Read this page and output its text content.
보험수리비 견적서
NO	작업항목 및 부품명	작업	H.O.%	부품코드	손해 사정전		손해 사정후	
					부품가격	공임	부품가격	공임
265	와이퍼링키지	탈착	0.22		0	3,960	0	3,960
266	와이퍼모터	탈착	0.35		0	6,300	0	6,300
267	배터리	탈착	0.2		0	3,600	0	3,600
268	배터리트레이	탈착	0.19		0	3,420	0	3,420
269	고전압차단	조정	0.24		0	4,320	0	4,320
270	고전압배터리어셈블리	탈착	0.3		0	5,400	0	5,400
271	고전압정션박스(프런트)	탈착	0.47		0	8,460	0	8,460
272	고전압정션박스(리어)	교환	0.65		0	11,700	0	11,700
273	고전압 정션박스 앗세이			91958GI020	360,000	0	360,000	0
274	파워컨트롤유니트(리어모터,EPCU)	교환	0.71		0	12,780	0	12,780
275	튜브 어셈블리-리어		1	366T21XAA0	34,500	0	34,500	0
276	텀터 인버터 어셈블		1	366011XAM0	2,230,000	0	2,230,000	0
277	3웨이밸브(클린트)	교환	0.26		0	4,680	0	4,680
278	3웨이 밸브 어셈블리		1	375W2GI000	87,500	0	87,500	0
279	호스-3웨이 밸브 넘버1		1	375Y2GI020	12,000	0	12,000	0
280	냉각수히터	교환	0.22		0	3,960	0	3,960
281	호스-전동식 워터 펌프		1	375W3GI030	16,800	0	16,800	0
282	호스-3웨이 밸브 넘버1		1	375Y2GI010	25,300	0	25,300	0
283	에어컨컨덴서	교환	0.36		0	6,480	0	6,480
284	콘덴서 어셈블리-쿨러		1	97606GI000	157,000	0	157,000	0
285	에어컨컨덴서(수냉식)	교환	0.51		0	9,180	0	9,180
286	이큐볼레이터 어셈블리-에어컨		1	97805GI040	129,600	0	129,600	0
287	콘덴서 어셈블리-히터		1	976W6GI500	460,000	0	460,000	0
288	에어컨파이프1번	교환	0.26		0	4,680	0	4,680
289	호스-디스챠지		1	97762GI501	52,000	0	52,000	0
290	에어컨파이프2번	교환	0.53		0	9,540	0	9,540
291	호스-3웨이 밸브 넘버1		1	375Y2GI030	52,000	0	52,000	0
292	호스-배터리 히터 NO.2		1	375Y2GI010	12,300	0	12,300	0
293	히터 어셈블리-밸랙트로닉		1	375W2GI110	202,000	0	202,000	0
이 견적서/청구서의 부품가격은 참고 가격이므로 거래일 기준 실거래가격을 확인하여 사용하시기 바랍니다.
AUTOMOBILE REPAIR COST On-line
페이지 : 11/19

■ GIVEN REQUEST ■
Repeat the records above exactly, leaving none out.

■ WRITTEN SOLUTION ■
Read this page and output its text content.
보험수리비 견적서
NO	작업항목 및 부품명	작업	H.O.%	부품코드	손해 사정전		손해 사정후	
					부품가격	공임	부품가격	공임
265	와이퍼링키지	탈착	0.22		0	3,960	0	3,960
266	와이퍼모터	탈착	0.35		0	6,300	0	6,300
267	배터리	탈착	0.2		0	3,600	0	3,600
268	배터리트레이	탈착	0.19		0	3,420	0	3,420
269	고전압차단	조정	0.24		0	4,320	0	4,320
270	고전압배터리어셈블리	탈착	0.3		0	5,400	0	5,400
271	고전압정션박스(프런트)	탈착	0.47		0	8,460	0	8,460
272	고전압정션박스(리어)	교환	0.65		0	11,700	0	11,700
273	고전압 정션박스 앗세이			91958GI020	360,000	0	360,000	0
274	파워컨트롤유니트(리어모터,EPCU)	교환	0.71		0	12,780	0	12,780
275	튜브 어셈블리-리어		1	366T21XAA0	34,500	0	34,500	0
276	텀터 인버터 어셈블		1	366011XAM0	2,230,000	0	2,230,000	0
277	3웨이밸브(클린트)	교환	0.26		0	4,680	0	4,680
278	3웨이 밸브 어셈블리		1	375W2GI000	87,500	0	87,500	0
279	호스-3웨이 밸브 넘버1		1	375Y2GI020	12,000	0	12,000	0
280	냉각수히터	교환	0.22		0	3,960	0	3,960
281	호스-전동식 워터 펌프		1	375W3GI030	16,800	0	16,800	0
282	호스-3웨이 밸브 넘버1		1	375Y2GI010	25,300	0	25,300	0
283	에어컨컨덴서	교환	0.36		0	6,480	0	6,480
284	콘덴서 어셈블리-쿨러		1	97606GI000	157,000	0	157,000	0
285	에어컨컨덴서(수냉식)	교환	0.51		0	9,180	0	9,180
286	이큐볼레이터 어셈블리-에어컨		1	97805GI040	129,600	0	129,600	0
287	콘덴서 어셈블리-히터		1	976W6GI500	460,000	0	460,000	0
288	에어컨파이프1번	교환	0.26		0	4,680	0	4,680
289	호스-디스챠지		1	97762GI501	52,000	0	52,000	0
290	에어컨파이프2번	교환	0.53		0	9,540	0	9,540
291	호스-3웨이 밸브 넘버1		1	375Y2GI030	52,000	0	52,000	0
292	호스-배터리 히터 NO.2		1	375Y2GI010	12,300	0	12,300	0
293	히터 어셈블리-밸랙트로닉		1	375W2GI110	202,000	0	202,000	0
이 견적서/청구서의 부품가격은 참고 가격이므로 거래일 기준 실거래가격을 확인하여 사용하시기 바랍니다.
AUTOMOBILE REPAIR COST On-line
페이지 : 11/19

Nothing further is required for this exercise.